(Problem requirements)
All of the records below need to be copied exactly.

********

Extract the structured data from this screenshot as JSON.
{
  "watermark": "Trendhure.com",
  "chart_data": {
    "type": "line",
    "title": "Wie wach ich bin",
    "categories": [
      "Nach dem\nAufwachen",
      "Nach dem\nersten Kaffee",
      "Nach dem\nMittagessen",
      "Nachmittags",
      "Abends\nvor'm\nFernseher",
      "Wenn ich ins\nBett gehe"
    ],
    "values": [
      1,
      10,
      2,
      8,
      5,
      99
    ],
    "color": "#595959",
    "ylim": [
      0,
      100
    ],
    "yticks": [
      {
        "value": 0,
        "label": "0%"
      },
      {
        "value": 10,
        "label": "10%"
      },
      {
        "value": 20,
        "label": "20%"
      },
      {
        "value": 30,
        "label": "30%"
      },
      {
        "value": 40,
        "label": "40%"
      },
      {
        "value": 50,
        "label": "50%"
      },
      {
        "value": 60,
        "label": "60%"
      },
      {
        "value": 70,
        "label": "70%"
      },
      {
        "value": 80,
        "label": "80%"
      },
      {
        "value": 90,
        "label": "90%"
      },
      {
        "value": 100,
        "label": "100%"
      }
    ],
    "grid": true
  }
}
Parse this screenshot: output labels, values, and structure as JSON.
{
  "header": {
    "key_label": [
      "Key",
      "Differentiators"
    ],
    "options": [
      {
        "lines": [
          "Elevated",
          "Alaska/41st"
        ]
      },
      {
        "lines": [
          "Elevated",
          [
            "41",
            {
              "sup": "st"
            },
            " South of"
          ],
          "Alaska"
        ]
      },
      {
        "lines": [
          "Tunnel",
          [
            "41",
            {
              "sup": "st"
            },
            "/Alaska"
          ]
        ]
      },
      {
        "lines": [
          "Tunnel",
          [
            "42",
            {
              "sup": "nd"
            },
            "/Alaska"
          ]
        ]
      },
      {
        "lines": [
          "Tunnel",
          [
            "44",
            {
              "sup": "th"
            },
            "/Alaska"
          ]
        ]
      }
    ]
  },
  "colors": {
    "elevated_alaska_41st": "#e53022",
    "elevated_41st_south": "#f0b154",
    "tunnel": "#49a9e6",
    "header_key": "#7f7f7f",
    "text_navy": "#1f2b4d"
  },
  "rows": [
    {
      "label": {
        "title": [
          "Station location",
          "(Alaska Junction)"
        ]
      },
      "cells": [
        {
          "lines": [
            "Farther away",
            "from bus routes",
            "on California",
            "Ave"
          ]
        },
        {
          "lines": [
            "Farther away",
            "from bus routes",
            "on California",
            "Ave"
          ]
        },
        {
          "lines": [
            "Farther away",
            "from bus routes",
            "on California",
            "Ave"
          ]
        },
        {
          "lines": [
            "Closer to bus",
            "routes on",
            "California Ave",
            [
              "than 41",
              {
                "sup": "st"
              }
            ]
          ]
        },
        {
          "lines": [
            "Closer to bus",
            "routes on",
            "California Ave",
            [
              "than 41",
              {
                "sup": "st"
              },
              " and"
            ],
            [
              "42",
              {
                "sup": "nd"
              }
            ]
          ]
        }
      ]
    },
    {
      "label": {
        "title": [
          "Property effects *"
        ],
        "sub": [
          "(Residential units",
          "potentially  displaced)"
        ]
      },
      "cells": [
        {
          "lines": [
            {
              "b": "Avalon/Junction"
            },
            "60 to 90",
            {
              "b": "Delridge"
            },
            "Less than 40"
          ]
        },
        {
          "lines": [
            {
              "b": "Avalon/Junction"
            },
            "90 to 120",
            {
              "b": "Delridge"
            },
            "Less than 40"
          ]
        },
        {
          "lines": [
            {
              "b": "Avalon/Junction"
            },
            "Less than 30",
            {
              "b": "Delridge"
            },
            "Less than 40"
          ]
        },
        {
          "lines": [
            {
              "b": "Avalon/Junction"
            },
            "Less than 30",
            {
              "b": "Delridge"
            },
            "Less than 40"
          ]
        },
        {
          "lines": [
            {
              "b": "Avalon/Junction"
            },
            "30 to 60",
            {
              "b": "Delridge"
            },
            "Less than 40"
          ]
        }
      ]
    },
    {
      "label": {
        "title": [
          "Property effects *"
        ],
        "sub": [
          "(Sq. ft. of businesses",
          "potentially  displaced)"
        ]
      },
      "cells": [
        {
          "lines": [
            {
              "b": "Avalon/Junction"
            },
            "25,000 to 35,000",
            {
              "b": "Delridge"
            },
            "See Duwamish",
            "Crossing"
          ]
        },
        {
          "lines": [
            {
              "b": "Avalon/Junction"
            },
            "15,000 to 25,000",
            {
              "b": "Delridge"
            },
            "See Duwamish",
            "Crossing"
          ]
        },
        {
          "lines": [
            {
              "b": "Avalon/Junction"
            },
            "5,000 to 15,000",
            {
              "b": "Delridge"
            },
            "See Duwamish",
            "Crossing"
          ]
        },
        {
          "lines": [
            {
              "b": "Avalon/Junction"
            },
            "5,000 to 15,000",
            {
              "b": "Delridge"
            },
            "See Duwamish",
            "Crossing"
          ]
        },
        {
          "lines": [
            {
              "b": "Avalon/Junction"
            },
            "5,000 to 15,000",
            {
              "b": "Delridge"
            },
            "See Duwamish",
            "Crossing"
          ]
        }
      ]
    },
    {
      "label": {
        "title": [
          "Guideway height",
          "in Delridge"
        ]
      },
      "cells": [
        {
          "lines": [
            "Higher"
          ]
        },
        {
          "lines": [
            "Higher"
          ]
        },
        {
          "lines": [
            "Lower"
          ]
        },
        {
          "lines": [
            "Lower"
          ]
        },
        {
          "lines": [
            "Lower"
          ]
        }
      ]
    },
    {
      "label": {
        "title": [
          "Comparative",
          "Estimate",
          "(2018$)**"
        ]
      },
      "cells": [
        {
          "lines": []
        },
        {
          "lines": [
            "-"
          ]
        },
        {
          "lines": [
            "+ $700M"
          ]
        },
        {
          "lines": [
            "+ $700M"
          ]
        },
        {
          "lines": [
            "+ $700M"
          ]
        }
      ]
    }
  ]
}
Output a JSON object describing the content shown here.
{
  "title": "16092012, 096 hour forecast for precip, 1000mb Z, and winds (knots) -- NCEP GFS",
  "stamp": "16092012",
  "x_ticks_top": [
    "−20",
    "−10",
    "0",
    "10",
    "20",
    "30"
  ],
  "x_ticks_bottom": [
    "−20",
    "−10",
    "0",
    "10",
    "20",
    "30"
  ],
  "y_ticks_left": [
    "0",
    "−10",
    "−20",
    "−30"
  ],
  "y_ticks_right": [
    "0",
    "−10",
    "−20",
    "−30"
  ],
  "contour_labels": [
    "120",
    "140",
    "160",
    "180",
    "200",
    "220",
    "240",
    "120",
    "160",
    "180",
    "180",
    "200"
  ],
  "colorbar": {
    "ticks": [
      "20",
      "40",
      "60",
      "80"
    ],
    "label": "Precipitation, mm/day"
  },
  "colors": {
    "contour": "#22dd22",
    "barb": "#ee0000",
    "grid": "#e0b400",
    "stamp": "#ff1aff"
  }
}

********

(Final answer)
Extract the structured data from this screenshot as JSON.
{
  "watermark": "Trendhure.com",
  "chart_data": {
    "type": "line",
    "title": "Wie wach ich bin",
    "categories": [
      "Nach dem\nAufwachen",
      "Nach dem\nersten Kaffee",
      "Nach dem\nMittagessen",
      "Nachmittags",
      "Abends\nvor'm\nFernseher",
      "Wenn ich ins\nBett gehe"
    ],
    "values": [
      1,
      10,
      2,
      8,
      5,
      99
    ],
    "color": "#595959",
    "ylim": [
      0,
      100
    ],
    "yticks": [
      {
        "value": 0,
        "label": "0%"
      },
      {
        "value": 10,
        "label": "10%"
      },
      {
        "value": 20,
        "label": "20%"
      },
      {
        "value": 30,
        "label": "30%"
      },
      {
        "value": 40,
        "label": "40%"
      },
      {
        "value": 50,
        "label": "50%"
      },
      {
        "value": 60,
        "label": "60%"
      },
      {
        "value": 70,
        "label": "70%"
      },
      {
        "value": 80,
        "label": "80%"
      },
      {
        "value": 90,
        "label": "90%"
      },
      {
        "value": 100,
        "label": "100%"
      }
    ],
    "grid": true
  }
}
Parse this screenshot: output labels, values, and structure as JSON.
{
  "header": {
    "key_label": [
      "Key",
      "Differentiators"
    ],
    "options": [
      {
        "lines": [
          "Elevated",
          "Alaska/41st"
        ]
      },
      {
        "lines": [
          "Elevated",
          [
            "41",
            {
              "sup": "st"
            },
            " South of"
          ],
          "Alaska"
        ]
      },
      {
        "lines": [
          "Tunnel",
          [
            "41",
            {
              "sup": "st"
            },
            "/Alaska"
          ]
        ]
      },
      {
        "lines": [
          "Tunnel",
          [
            "42",
            {
              "sup": "nd"
            },
            "/Alaska"
          ]
        ]
      },
      {
        "lines": [
          "Tunnel",
          [
            "44",
            {
              "sup": "th"
            },
            "/Alaska"
          ]
        ]
      }
    ]
  },
  "colors": {
    "elevated_alaska_41st": "#e53022",
    "elevated_41st_south": "#f0b154",
    "tunnel": "#49a9e6",
    "header_key": "#7f7f7f",
    "text_navy": "#1f2b4d"
  },
  "rows": [
    {
      "label": {
        "title": [
          "Station location",
          "(Alaska Junction)"
        ]
      },
      "cells": [
        {
          "lines": [
            "Farther away",
            "from bus routes",
            "on California",
            "Ave"
          ]
        },
        {
          "lines": [
            "Farther away",
            "from bus routes",
            "on California",
            "Ave"
          ]
        },
        {
          "lines": [
            "Farther away",
            "from bus routes",
            "on California",
            "Ave"
          ]
        },
        {
          "lines": [
            "Closer to bus",
            "routes on",
            "California Ave",
            [
              "than 41",
              {
                "sup": "st"
              }
            ]
          ]
        },
        {
          "lines": [
            "Closer to bus",
            "routes on",
            "California Ave",
            [
              "than 41",
              {
                "sup": "st"
              },
              " and"
            ],
            [
              "42",
              {
                "sup": "nd"
              }
            ]
          ]
        }
      ]
    },
    {
      "label": {
        "title": [
          "Property effects *"
        ],
        "sub": [
          "(Residential units",
          "potentially  displaced)"
        ]
      },
      "cells": [
        {
          "lines": [
            {
              "b": "Avalon/Junction"
            },
            "60 to 90",
            {
              "b": "Delridge"
            },
            "Less than 40"
          ]
        },
        {
          "lines": [
            {
              "b": "Avalon/Junction"
            },
            "90 to 120",
            {
              "b": "Delridge"
            },
            "Less than 40"
          ]
        },
        {
          "lines": [
            {
              "b": "Avalon/Junction"
            },
            "Less than 30",
            {
              "b": "Delridge"
            },
            "Less than 40"
          ]
        },
        {
          "lines": [
            {
              "b": "Avalon/Junction"
            },
            "Less than 30",
            {
              "b": "Delridge"
            },
            "Less than 40"
          ]
        },
        {
          "lines": [
            {
              "b": "Avalon/Junction"
            },
            "30 to 60",
            {
              "b": "Delridge"
            },
            "Less than 40"
          ]
        }
      ]
    },
    {
      "label": {
        "title": [
          "Property effects *"
        ],
        "sub": [
          "(Sq. ft. of businesses",
          "potentially  displaced)"
        ]
      },
      "cells": [
        {
          "lines": [
            {
              "b": "Avalon/Junction"
            },
            "25,000 to 35,000",
            {
              "b": "Delridge"
            },
            "See Duwamish",
            "Crossing"
          ]
        },
        {
          "lines": [
            {
              "b": "Avalon/Junction"
            },
            "15,000 to 25,000",
            {
              "b": "Delridge"
            },
            "See Duwamish",
            "Crossing"
          ]
        },
        {
          "lines": [
            {
              "b": "Avalon/Junction"
            },
            "5,000 to 15,000",
            {
              "b": "Delridge"
            },
            "See Duwamish",
            "Crossing"
          ]
        },
        {
          "lines": [
            {
              "b": "Avalon/Junction"
            },
            "5,000 to 15,000",
            {
              "b": "Delridge"
            },
            "See Duwamish",
            "Crossing"
          ]
        },
        {
          "lines": [
            {
              "b": "Avalon/Junction"
            },
            "5,000 to 15,000",
            {
              "b": "Delridge"
            },
            "See Duwamish",
            "Crossing"
          ]
        }
      ]
    },
    {
      "label": {
        "title": [
          "Guideway height",
          "in Delridge"
        ]
      },
      "cells": [
        {
          "lines": [
            "Higher"
          ]
        },
        {
          "lines": [
            "Higher"
          ]
        },
        {
          "lines": [
            "Lower"
          ]
        },
        {
          "lines": [
            "Lower"
          ]
        },
        {
          "lines": [
            "Lower"
          ]
        }
      ]
    },
    {
      "label": {
        "title": [
          "Comparative",
          "Estimate",
          "(2018$)**"
        ]
      },
      "cells": [
        {
          "lines": []
        },
        {
          "lines": [
            "-"
          ]
        },
        {
          "lines": [
            "+ $700M"
          ]
        },
        {
          "lines": [
            "+ $700M"
          ]
        },
        {
          "lines": [
            "+ $700M"
          ]
        }
      ]
    }
  ]
}
Output a JSON object describing the content shown here.
{
  "title": "16092012, 096 hour forecast for precip, 1000mb Z, and winds (knots) -- NCEP GFS",
  "stamp": "16092012",
  "x_ticks_top": [
    "−20",
    "−10",
    "0",
    "10",
    "20",
    "30"
  ],
  "x_ticks_bottom": [
    "−20",
    "−10",
    "0",
    "10",
    "20",
    "30"
  ],
  "y_ticks_left": [
    "0",
    "−10",
    "−20",
    "−30"
  ],
  "y_ticks_right": [
    "0",
    "−10",
    "−20",
    "−30"
  ],
  "contour_labels": [
    "120",
    "140",
    "160",
    "180",
    "200",
    "220",
    "240",
    "120",
    "160",
    "180",
    "180",
    "200"
  ],
  "colorbar": {
    "ticks": [
      "20",
      "40",
      "60",
      "80"
    ],
    "label": "Precipitation, mm/day"
  },
  "colors": {
    "contour": "#22dd22",
    "barb": "#ee0000",
    "grid": "#e0b400",
    "stamp": "#ff1aff"
  }
}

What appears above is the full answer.